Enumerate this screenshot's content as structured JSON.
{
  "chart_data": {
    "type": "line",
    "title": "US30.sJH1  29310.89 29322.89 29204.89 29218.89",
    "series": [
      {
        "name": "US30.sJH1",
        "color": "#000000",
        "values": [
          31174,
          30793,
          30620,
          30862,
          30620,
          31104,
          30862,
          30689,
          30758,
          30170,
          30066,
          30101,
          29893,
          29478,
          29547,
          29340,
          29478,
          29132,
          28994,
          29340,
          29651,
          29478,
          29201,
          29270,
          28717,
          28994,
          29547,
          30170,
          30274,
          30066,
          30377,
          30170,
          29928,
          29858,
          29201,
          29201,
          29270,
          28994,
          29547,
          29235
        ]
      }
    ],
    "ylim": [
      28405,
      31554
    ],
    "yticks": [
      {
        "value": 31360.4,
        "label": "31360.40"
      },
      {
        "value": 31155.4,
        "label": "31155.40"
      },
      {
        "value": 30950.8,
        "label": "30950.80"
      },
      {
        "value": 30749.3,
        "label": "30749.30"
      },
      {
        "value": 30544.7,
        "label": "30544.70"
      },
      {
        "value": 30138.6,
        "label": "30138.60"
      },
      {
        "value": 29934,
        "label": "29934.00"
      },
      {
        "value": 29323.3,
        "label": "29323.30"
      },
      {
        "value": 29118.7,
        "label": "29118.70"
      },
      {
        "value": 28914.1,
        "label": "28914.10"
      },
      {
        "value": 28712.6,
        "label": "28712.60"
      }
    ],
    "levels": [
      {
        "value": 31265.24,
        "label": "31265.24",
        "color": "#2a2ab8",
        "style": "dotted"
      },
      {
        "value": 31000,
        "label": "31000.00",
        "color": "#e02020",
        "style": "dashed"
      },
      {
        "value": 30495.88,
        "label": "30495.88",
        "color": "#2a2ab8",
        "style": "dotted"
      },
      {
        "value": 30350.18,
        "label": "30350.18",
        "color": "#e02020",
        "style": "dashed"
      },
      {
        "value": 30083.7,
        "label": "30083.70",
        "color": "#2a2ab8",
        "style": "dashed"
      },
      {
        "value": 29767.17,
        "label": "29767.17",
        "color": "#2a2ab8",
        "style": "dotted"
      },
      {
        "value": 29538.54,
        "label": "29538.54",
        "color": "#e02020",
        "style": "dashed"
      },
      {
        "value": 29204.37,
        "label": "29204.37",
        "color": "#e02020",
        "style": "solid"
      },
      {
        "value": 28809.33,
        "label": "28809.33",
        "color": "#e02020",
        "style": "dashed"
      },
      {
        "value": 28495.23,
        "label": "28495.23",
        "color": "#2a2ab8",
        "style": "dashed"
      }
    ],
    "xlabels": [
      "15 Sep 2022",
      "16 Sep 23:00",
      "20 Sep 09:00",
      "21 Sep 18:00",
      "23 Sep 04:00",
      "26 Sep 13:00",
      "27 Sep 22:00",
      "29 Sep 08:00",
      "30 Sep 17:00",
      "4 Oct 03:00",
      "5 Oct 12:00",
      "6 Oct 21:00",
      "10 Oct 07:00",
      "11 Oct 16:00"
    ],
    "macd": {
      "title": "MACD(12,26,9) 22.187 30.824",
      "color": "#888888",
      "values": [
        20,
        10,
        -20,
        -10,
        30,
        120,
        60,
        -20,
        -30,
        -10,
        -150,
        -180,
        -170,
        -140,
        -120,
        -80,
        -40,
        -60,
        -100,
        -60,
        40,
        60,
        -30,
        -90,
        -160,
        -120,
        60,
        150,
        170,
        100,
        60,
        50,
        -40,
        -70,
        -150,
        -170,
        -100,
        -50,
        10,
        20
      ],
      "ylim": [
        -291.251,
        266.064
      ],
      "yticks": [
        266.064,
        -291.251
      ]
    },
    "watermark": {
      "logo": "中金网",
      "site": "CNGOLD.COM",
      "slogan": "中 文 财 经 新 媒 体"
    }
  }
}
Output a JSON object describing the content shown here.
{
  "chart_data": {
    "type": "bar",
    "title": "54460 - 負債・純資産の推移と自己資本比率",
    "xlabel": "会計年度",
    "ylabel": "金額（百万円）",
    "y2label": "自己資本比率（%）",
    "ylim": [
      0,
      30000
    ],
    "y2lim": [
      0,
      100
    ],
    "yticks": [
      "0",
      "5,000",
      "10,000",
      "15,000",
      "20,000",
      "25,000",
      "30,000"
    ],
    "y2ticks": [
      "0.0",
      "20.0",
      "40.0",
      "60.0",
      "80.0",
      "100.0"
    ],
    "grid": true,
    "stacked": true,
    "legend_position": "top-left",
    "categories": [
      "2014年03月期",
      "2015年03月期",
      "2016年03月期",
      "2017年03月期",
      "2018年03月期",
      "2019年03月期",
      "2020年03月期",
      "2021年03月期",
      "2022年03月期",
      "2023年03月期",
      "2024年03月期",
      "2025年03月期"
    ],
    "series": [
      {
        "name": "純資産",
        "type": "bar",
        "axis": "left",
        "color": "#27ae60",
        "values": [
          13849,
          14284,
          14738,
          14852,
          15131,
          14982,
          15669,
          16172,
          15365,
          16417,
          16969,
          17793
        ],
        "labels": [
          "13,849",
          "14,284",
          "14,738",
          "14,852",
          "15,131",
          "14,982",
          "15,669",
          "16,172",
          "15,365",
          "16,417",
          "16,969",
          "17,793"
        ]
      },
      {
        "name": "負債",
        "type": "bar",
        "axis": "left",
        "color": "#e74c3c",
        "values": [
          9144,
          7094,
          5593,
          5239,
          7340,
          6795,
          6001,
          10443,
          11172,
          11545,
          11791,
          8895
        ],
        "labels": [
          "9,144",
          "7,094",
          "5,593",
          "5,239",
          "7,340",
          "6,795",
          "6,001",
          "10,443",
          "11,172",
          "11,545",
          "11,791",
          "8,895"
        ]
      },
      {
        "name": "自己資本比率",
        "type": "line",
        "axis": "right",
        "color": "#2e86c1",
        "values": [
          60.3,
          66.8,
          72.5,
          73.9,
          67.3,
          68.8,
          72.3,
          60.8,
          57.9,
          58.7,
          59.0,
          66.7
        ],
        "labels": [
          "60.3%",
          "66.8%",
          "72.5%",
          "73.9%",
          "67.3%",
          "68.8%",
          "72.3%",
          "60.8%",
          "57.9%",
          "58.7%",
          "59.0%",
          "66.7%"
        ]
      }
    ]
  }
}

» **Exercise directions**
Give back the whole listing, word for word.

» **Output below**
Enumerate this screenshot's content as structured JSON.
{
  "chart_data": {
    "type": "line",
    "title": "US30.sJH1  29310.89 29322.89 29204.89 29218.89",
    "series": [
      {
        "name": "US30.sJH1",
        "color": "#000000",
        "values": [
          31174,
          30793,
          30620,
          30862,
          30620,
          31104,
          30862,
          30689,
          30758,
          30170,
          30066,
          30101,
          29893,
          29478,
          29547,
          29340,
          29478,
          29132,
          28994,
          29340,
          29651,
          29478,
          29201,
          29270,
          28717,
          28994,
          29547,
          30170,
          30274,
          30066,
          30377,
          30170,
          29928,
          29858,
          29201,
          29201,
          29270,
          28994,
          29547,
          29235
        ]
      }
    ],
    "ylim": [
      28405,
      31554
    ],
    "yticks": [
      {
        "value": 31360.4,
        "label": "31360.40"
      },
      {
        "value": 31155.4,
        "label": "31155.40"
      },
      {
        "value": 30950.8,
        "label": "30950.80"
      },
      {
        "value": 30749.3,
        "label": "30749.30"
      },
      {
        "value": 30544.7,
        "label": "30544.70"
      },
      {
        "value": 30138.6,
        "label": "30138.60"
      },
      {
        "value": 29934,
        "label": "29934.00"
      },
      {
        "value": 29323.3,
        "label": "29323.30"
      },
      {
        "value": 29118.7,
        "label": "29118.70"
      },
      {
        "value": 28914.1,
        "label": "28914.10"
      },
      {
        "value": 28712.6,
        "label": "28712.60"
      }
    ],
    "levels": [
      {
        "value": 31265.24,
        "label": "31265.24",
        "color": "#2a2ab8",
        "style": "dotted"
      },
      {
        "value": 31000,
        "label": "31000.00",
        "color": "#e02020",
        "style": "dashed"
      },
      {
        "value": 30495.88,
        "label": "30495.88",
        "color": "#2a2ab8",
        "style": "dotted"
      },
      {
        "value": 30350.18,
        "label": "30350.18",
        "color": "#e02020",
        "style": "dashed"
      },
      {
        "value": 30083.7,
        "label": "30083.70",
        "color": "#2a2ab8",
        "style": "dashed"
      },
      {
        "value": 29767.17,
        "label": "29767.17",
        "color": "#2a2ab8",
        "style": "dotted"
      },
      {
        "value": 29538.54,
        "label": "29538.54",
        "color": "#e02020",
        "style": "dashed"
      },
      {
        "value": 29204.37,
        "label": "29204.37",
        "color": "#e02020",
        "style": "solid"
      },
      {
        "value": 28809.33,
        "label": "28809.33",
        "color": "#e02020",
        "style": "dashed"
      },
      {
        "value": 28495.23,
        "label": "28495.23",
        "color": "#2a2ab8",
        "style": "dashed"
      }
    ],
    "xlabels": [
      "15 Sep 2022",
      "16 Sep 23:00",
      "20 Sep 09:00",
      "21 Sep 18:00",
      "23 Sep 04:00",
      "26 Sep 13:00",
      "27 Sep 22:00",
      "29 Sep 08:00",
      "30 Sep 17:00",
      "4 Oct 03:00",
      "5 Oct 12:00",
      "6 Oct 21:00",
      "10 Oct 07:00",
      "11 Oct 16:00"
    ],
    "macd": {
      "title": "MACD(12,26,9) 22.187 30.824",
      "color": "#888888",
      "values": [
        20,
        10,
        -20,
        -10,
        30,
        120,
        60,
        -20,
        -30,
        -10,
        -150,
        -180,
        -170,
        -140,
        -120,
        -80,
        -40,
        -60,
        -100,
        -60,
        40,
        60,
        -30,
        -90,
        -160,
        -120,
        60,
        150,
        170,
        100,
        60,
        50,
        -40,
        -70,
        -150,
        -170,
        -100,
        -50,
        10,
        20
      ],
      "ylim": [
        -291.251,
        266.064
      ],
      "yticks": [
        266.064,
        -291.251
      ]
    },
    "watermark": {
      "logo": "中金网",
      "site": "CNGOLD.COM",
      "slogan": "中 文 财 经 新 媒 体"
    }
  }
}
Output a JSON object describing the content shown here.
{
  "chart_data": {
    "type": "bar",
    "title": "54460 - 負債・純資産の推移と自己資本比率",
    "xlabel": "会計年度",
    "ylabel": "金額（百万円）",
    "y2label": "自己資本比率（%）",
    "ylim": [
      0,
      30000
    ],
    "y2lim": [
      0,
      100
    ],
    "yticks": [
      "0",
      "5,000",
      "10,000",
      "15,000",
      "20,000",
      "25,000",
      "30,000"
    ],
    "y2ticks": [
      "0.0",
      "20.0",
      "40.0",
      "60.0",
      "80.0",
      "100.0"
    ],
    "grid": true,
    "stacked": true,
    "legend_position": "top-left",
    "categories": [
      "2014年03月期",
      "2015年03月期",
      "2016年03月期",
      "2017年03月期",
      "2018年03月期",
      "2019年03月期",
      "2020年03月期",
      "2021年03月期",
      "2022年03月期",
      "2023年03月期",
      "2024年03月期",
      "2025年03月期"
    ],
    "series": [
      {
        "name": "純資産",
        "type": "bar",
        "axis": "left",
        "color": "#27ae60",
        "values": [
          13849,
          14284,
          14738,
          14852,
          15131,
          14982,
          15669,
          16172,
          15365,
          16417,
          16969,
          17793
        ],
        "labels": [
          "13,849",
          "14,284",
          "14,738",
          "14,852",
          "15,131",
          "14,982",
          "15,669",
          "16,172",
          "15,365",
          "16,417",
          "16,969",
          "17,793"
        ]
      },
      {
        "name": "負債",
        "type": "bar",
        "axis": "left",
        "color": "#e74c3c",
        "values": [
          9144,
          7094,
          5593,
          5239,
          7340,
          6795,
          6001,
          10443,
          11172,
          11545,
          11791,
          8895
        ],
        "labels": [
          "9,144",
          "7,094",
          "5,593",
          "5,239",
          "7,340",
          "6,795",
          "6,001",
          "10,443",
          "11,172",
          "11,545",
          "11,791",
          "8,895"
        ]
      },
      {
        "name": "自己資本比率",
        "type": "line",
        "axis": "right",
        "color": "#2e86c1",
        "values": [
          60.3,
          66.8,
          72.5,
          73.9,
          67.3,
          68.8,
          72.3,
          60.8,
          57.9,
          58.7,
          59.0,
          66.7
        ],
        "labels": [
          "60.3%",
          "66.8%",
          "72.5%",
          "73.9%",
          "67.3%",
          "68.8%",
          "72.3%",
          "60.8%",
          "57.9%",
          "58.7%",
          "59.0%",
          "66.7%"
        ]
      }
    ]
  }
}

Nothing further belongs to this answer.